■ **WHAT TO DO**:
All the data below goes into the copy word for word, but the pictures don't.

■ **DATA FOR THIS EXERCISE**:
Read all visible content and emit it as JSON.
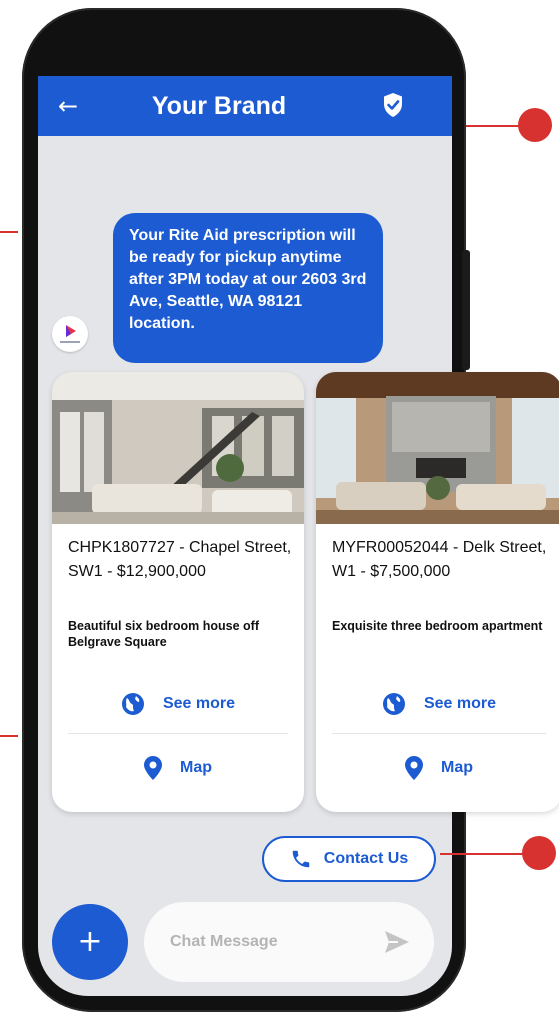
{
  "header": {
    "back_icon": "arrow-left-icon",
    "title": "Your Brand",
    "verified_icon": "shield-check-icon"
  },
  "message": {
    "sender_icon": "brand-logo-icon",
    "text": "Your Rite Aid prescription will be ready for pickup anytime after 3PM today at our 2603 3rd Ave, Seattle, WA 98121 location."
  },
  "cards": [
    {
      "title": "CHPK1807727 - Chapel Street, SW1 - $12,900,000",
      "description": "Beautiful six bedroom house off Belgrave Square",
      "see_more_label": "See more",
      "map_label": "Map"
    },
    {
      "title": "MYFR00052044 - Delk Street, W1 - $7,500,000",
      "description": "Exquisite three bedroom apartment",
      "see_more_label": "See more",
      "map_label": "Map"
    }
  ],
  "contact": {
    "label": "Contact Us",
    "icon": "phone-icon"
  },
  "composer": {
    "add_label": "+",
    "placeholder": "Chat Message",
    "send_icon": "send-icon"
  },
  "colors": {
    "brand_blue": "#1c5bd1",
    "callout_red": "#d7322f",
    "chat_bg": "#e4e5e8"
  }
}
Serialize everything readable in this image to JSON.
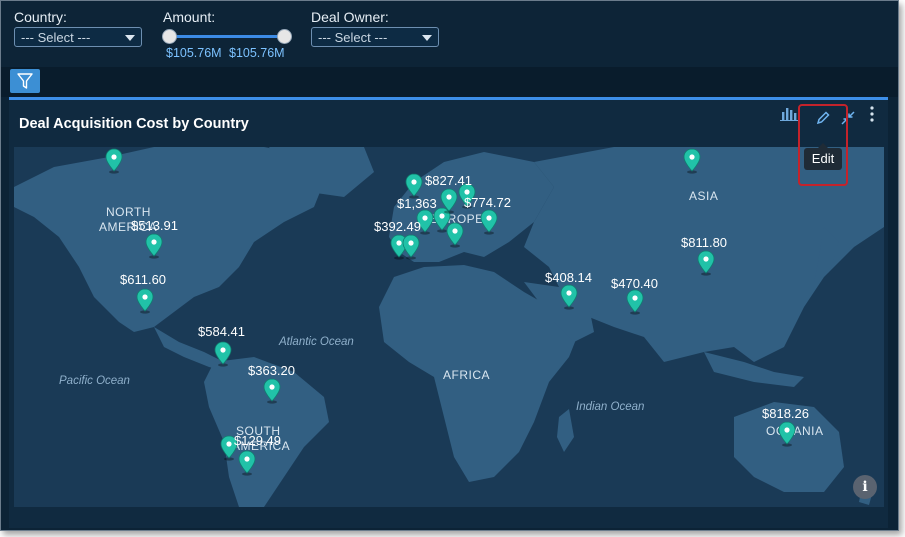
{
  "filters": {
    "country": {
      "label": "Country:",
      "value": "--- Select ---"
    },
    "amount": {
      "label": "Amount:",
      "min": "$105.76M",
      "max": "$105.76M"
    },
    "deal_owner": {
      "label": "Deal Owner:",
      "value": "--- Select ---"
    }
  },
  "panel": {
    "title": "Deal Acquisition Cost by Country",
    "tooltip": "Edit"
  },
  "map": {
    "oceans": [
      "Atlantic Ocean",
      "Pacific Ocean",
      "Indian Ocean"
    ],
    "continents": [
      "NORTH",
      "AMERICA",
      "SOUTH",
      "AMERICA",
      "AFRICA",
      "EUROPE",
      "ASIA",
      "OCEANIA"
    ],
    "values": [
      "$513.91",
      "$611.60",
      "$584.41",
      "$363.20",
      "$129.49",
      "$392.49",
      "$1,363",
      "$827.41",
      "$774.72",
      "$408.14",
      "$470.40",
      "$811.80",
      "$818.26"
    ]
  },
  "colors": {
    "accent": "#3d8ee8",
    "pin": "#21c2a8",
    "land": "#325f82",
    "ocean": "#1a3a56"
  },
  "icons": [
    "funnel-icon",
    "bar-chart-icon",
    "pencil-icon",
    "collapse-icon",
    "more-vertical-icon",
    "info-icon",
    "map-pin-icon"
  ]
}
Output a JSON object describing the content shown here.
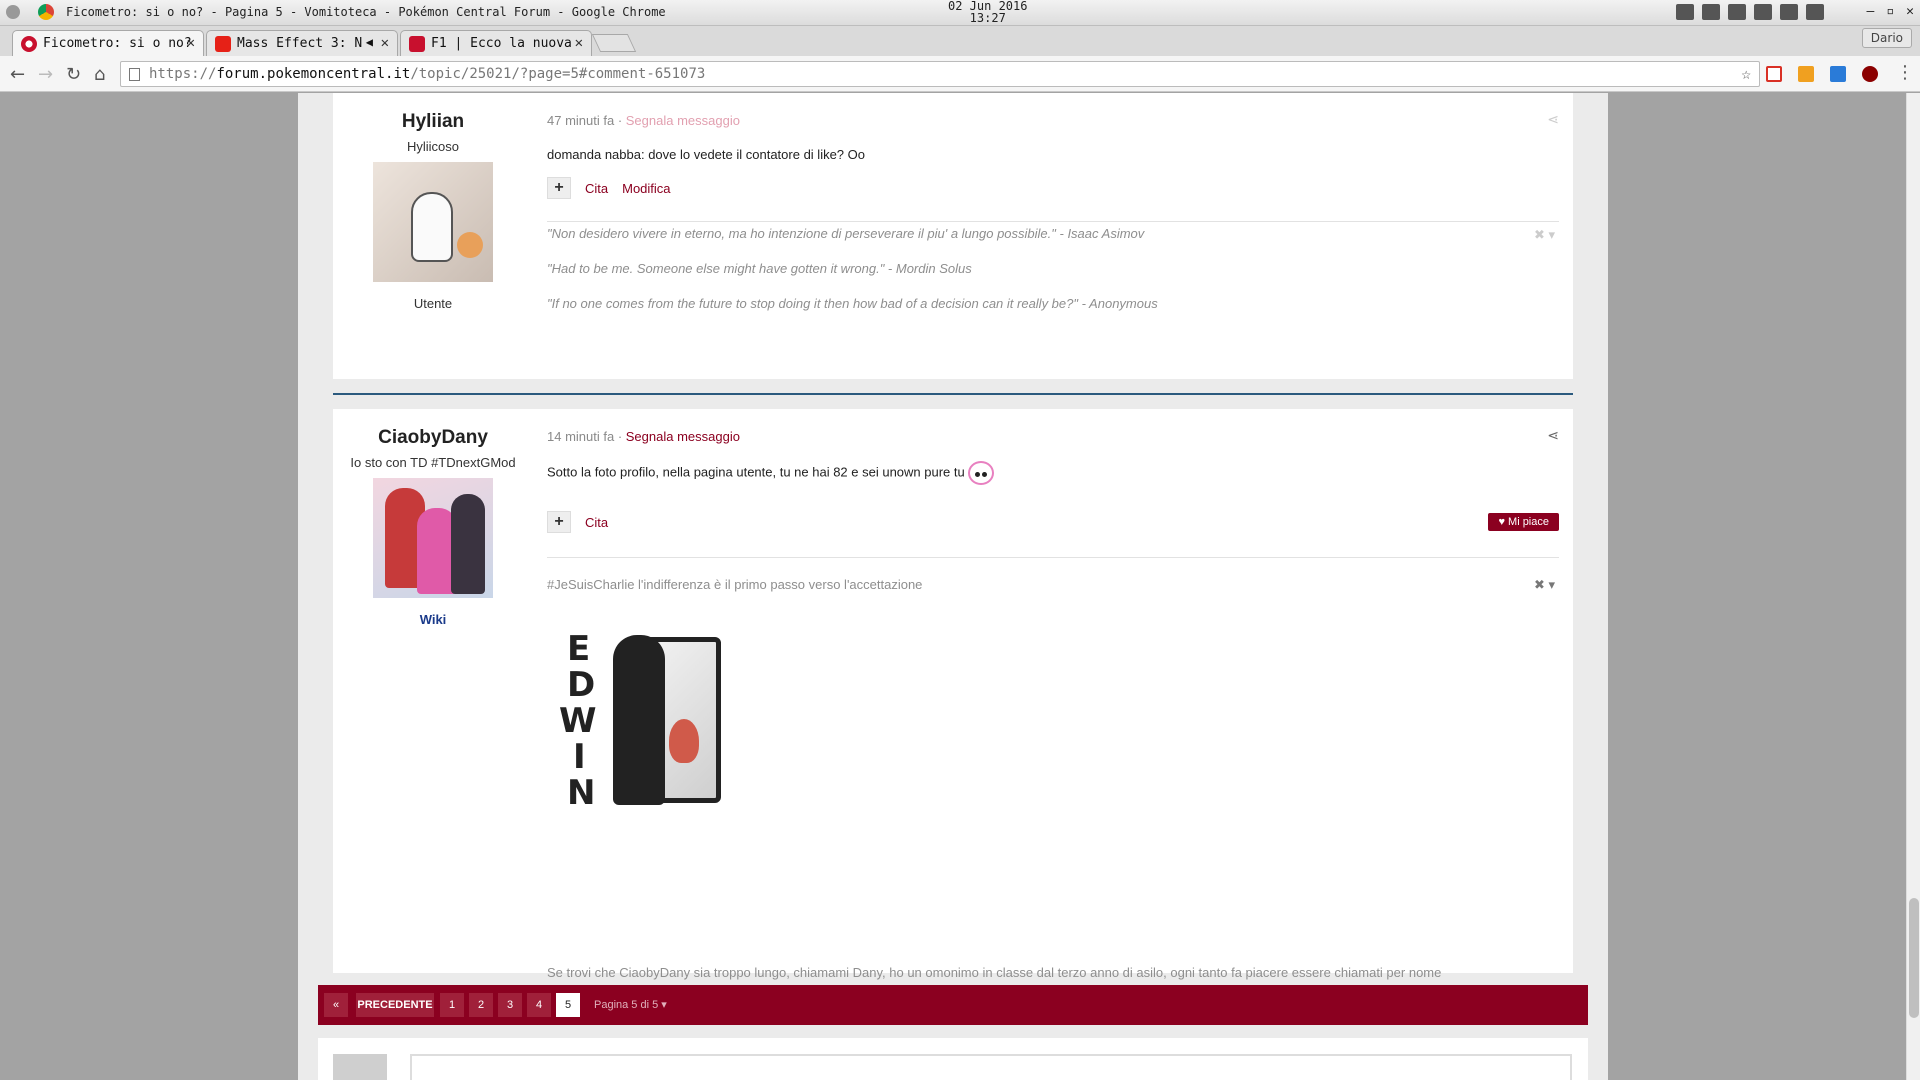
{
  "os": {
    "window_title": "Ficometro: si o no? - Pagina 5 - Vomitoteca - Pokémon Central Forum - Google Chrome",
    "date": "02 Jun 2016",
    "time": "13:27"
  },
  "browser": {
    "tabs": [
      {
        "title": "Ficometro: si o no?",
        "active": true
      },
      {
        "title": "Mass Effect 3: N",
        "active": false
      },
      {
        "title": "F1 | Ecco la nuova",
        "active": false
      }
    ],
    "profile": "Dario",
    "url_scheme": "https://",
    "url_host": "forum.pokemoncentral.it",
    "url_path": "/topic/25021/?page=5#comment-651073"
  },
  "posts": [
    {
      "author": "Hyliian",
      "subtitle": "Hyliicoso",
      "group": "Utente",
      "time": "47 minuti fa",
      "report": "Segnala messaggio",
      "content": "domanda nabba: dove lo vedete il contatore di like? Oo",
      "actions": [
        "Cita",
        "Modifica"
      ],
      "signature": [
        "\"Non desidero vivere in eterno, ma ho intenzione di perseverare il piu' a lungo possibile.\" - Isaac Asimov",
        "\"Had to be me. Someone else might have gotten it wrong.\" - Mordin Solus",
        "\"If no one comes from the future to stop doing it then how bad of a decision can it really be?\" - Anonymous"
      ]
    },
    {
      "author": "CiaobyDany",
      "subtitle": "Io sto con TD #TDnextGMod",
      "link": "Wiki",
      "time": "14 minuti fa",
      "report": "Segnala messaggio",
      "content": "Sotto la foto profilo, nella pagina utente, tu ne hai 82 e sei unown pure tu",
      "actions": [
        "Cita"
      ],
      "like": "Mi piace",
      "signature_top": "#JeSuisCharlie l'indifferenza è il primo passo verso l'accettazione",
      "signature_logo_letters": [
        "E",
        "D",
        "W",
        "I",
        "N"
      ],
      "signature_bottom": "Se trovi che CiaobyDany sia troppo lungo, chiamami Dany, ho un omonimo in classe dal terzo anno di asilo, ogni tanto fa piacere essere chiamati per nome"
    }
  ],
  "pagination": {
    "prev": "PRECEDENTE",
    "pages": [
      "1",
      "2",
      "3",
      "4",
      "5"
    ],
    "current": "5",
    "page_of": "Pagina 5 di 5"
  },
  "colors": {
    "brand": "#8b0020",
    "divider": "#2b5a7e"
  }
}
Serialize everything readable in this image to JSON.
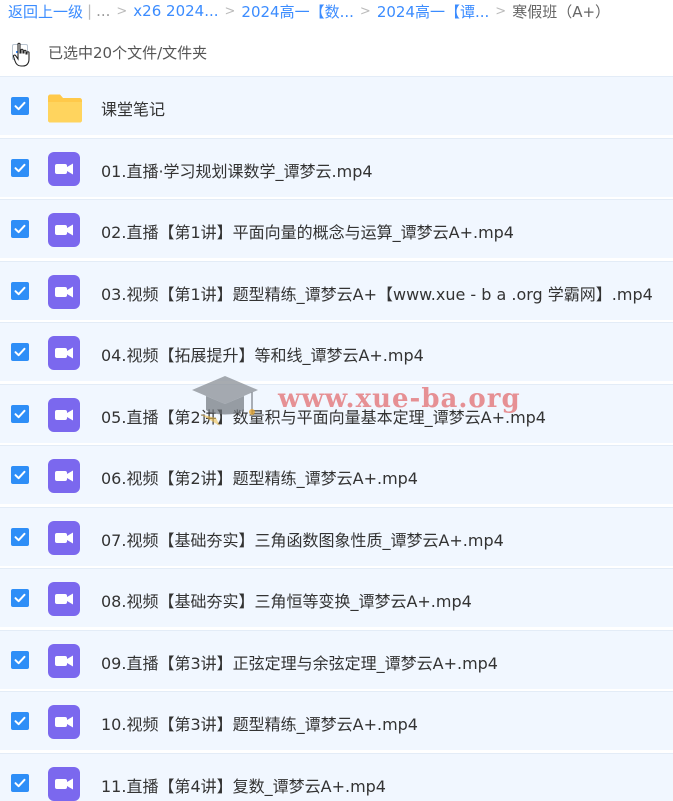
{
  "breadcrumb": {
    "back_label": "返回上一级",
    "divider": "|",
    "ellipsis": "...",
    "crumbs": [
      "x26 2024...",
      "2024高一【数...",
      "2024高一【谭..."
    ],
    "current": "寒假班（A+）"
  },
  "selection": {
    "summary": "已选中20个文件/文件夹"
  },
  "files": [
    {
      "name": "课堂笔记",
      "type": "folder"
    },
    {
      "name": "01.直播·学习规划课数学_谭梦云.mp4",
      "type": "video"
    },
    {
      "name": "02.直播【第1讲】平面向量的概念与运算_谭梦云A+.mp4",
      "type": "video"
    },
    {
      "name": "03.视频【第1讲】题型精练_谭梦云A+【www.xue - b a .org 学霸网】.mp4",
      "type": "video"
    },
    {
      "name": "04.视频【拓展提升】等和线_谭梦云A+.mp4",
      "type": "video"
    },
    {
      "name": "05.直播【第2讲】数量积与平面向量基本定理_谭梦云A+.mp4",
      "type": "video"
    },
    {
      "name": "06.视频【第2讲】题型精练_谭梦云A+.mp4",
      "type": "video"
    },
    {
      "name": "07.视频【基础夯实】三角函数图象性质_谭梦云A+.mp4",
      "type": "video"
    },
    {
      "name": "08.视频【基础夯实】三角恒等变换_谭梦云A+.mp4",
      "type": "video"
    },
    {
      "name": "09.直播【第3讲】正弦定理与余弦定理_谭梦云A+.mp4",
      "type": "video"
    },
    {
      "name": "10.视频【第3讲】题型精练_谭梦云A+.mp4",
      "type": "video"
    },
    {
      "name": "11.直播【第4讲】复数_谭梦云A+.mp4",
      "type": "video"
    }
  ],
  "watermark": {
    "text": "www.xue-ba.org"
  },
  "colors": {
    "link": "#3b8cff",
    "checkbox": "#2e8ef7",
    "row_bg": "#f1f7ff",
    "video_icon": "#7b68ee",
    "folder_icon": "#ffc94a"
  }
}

■ **OUTPUT BELOW**:
Read all visible content and emit it as JSON.
{
  "header": {
    "back_icon": "arrow-left-icon",
    "title": "Your Brand",
    "verified_icon": "shield-check-icon"
  },
  "message": {
    "sender_icon": "brand-logo-icon",
    "text": "Your Rite Aid prescription will be ready for pickup anytime after 3PM today at our 2603 3rd Ave, Seattle, WA 98121 location."
  },
  "cards": [
    {
      "title": "CHPK1807727 - Chapel Street, SW1 - $12,900,000",
      "description": "Beautiful six bedroom house off Belgrave Square",
      "see_more_label": "See more",
      "map_label": "Map"
    },
    {
      "title": "MYFR00052044 - Delk Street, W1 - $7,500,000",
      "description": "Exquisite three bedroom apartment",
      "see_more_label": "See more",
      "map_label": "Map"
    }
  ],
  "contact": {
    "label": "Contact Us",
    "icon": "phone-icon"
  },
  "composer": {
    "add_label": "+",
    "placeholder": "Chat Message",
    "send_icon": "send-icon"
  },
  "colors": {
    "brand_blue": "#1c5bd1",
    "callout_red": "#d7322f",
    "chat_bg": "#e4e5e8"
  }
}
Serialize everything readable in this image to JSON.
{
  "filters": {
    "country": {
      "label": "Country:",
      "value": "--- Select ---"
    },
    "amount": {
      "label": "Amount:",
      "min": "$105.76M",
      "max": "$105.76M"
    },
    "deal_owner": {
      "label": "Deal Owner:",
      "value": "--- Select ---"
    }
  },
  "panel": {
    "title": "Deal Acquisition Cost by Country",
    "tooltip": "Edit"
  },
  "map": {
    "oceans": [
      "Atlantic Ocean",
      "Pacific Ocean",
      "Indian Ocean"
    ],
    "continents": [
      "NORTH",
      "AMERICA",
      "SOUTH",
      "AMERICA",
      "AFRICA",
      "EUROPE",
      "ASIA",
      "OCEANIA"
    ],
    "values": [
      "$513.91",
      "$611.60",
      "$584.41",
      "$363.20",
      "$129.49",
      "$392.49",
      "$1,363",
      "$827.41",
      "$774.72",
      "$408.14",
      "$470.40",
      "$811.80",
      "$818.26"
    ]
  },
  "colors": {
    "accent": "#3d8ee8",
    "pin": "#21c2a8",
    "land": "#325f82",
    "ocean": "#1a3a56"
  },
  "icons": [
    "funnel-icon",
    "bar-chart-icon",
    "pencil-icon",
    "collapse-icon",
    "more-vertical-icon",
    "info-icon",
    "map-pin-icon"
  ]
}
Output a JSON object describing the content shown here.
{
  "os": {
    "window_title": "Ficometro: si o no? - Pagina 5 - Vomitoteca - Pokémon Central Forum - Google Chrome",
    "date": "02 Jun 2016",
    "time": "13:27"
  },
  "browser": {
    "tabs": [
      {
        "title": "Ficometro: si o no?",
        "active": true
      },
      {
        "title": "Mass Effect 3: N",
        "active": false
      },
      {
        "title": "F1 | Ecco la nuova",
        "active": false
      }
    ],
    "profile": "Dario",
    "url_scheme": "https://",
    "url_host": "forum.pokemoncentral.it",
    "url_path": "/topic/25021/?page=5#comment-651073"
  },
  "posts": [
    {
      "author": "Hyliian",
      "subtitle": "Hyliicoso",
      "group": "Utente",
      "time": "47 minuti fa",
      "report": "Segnala messaggio",
      "content": "domanda nabba: dove lo vedete il contatore di like? Oo",
      "actions": [
        "Cita",
        "Modifica"
      ],
      "signature": [
        "\"Non desidero vivere in eterno, ma ho intenzione di perseverare il piu' a lungo possibile.\" - Isaac Asimov",
        "\"Had to be me. Someone else might have gotten it wrong.\" - Mordin Solus",
        "\"If no one comes from the future to stop doing it then how bad of a decision can it really be?\" - Anonymous"
      ]
    },
    {
      "author": "CiaobyDany",
      "subtitle": "Io sto con TD #TDnextGMod",
      "link": "Wiki",
      "time": "14 minuti fa",
      "report": "Segnala messaggio",
      "content": "Sotto la foto profilo, nella pagina utente, tu ne hai 82 e sei unown pure tu",
      "actions": [
        "Cita"
      ],
      "like": "Mi piace",
      "signature_top": "#JeSuisCharlie l'indifferenza è il primo passo verso l'accettazione",
      "signature_logo_letters": [
        "E",
        "D",
        "W",
        "I",
        "N"
      ],
      "signature_bottom": "Se trovi che CiaobyDany sia troppo lungo, chiamami Dany, ho un omonimo in classe dal terzo anno di asilo, ogni tanto fa piacere essere chiamati per nome"
    }
  ],
  "pagination": {
    "prev": "PRECEDENTE",
    "pages": [
      "1",
      "2",
      "3",
      "4",
      "5"
    ],
    "current": "5",
    "page_of": "Pagina 5 di 5"
  },
  "colors": {
    "brand": "#8b0020",
    "divider": "#2b5a7e"
  }
}
Serialize everything readable in this image to JSON.
{
  "breadcrumb": {
    "back_label": "返回上一级",
    "divider": "|",
    "ellipsis": "...",
    "crumbs": [
      "x26 2024...",
      "2024高一【数...",
      "2024高一【谭..."
    ],
    "current": "寒假班（A+）"
  },
  "selection": {
    "summary": "已选中20个文件/文件夹"
  },
  "files": [
    {
      "name": "课堂笔记",
      "type": "folder"
    },
    {
      "name": "01.直播·学习规划课数学_谭梦云.mp4",
      "type": "video"
    },
    {
      "name": "02.直播【第1讲】平面向量的概念与运算_谭梦云A+.mp4",
      "type": "video"
    },
    {
      "name": "03.视频【第1讲】题型精练_谭梦云A+【www.xue - b a .org 学霸网】.mp4",
      "type": "video"
    },
    {
      "name": "04.视频【拓展提升】等和线_谭梦云A+.mp4",
      "type": "video"
    },
    {
      "name": "05.直播【第2讲】数量积与平面向量基本定理_谭梦云A+.mp4",
      "type": "video"
    },
    {
      "name": "06.视频【第2讲】题型精练_谭梦云A+.mp4",
      "type": "video"
    },
    {
      "name": "07.视频【基础夯实】三角函数图象性质_谭梦云A+.mp4",
      "type": "video"
    },
    {
      "name": "08.视频【基础夯实】三角恒等变换_谭梦云A+.mp4",
      "type": "video"
    },
    {
      "name": "09.直播【第3讲】正弦定理与余弦定理_谭梦云A+.mp4",
      "type": "video"
    },
    {
      "name": "10.视频【第3讲】题型精练_谭梦云A+.mp4",
      "type": "video"
    },
    {
      "name": "11.直播【第4讲】复数_谭梦云A+.mp4",
      "type": "video"
    }
  ],
  "watermark": {
    "text": "www.xue-ba.org"
  },
  "colors": {
    "link": "#3b8cff",
    "checkbox": "#2e8ef7",
    "row_bg": "#f1f7ff",
    "video_icon": "#7b68ee",
    "folder_icon": "#ffc94a"
  }
}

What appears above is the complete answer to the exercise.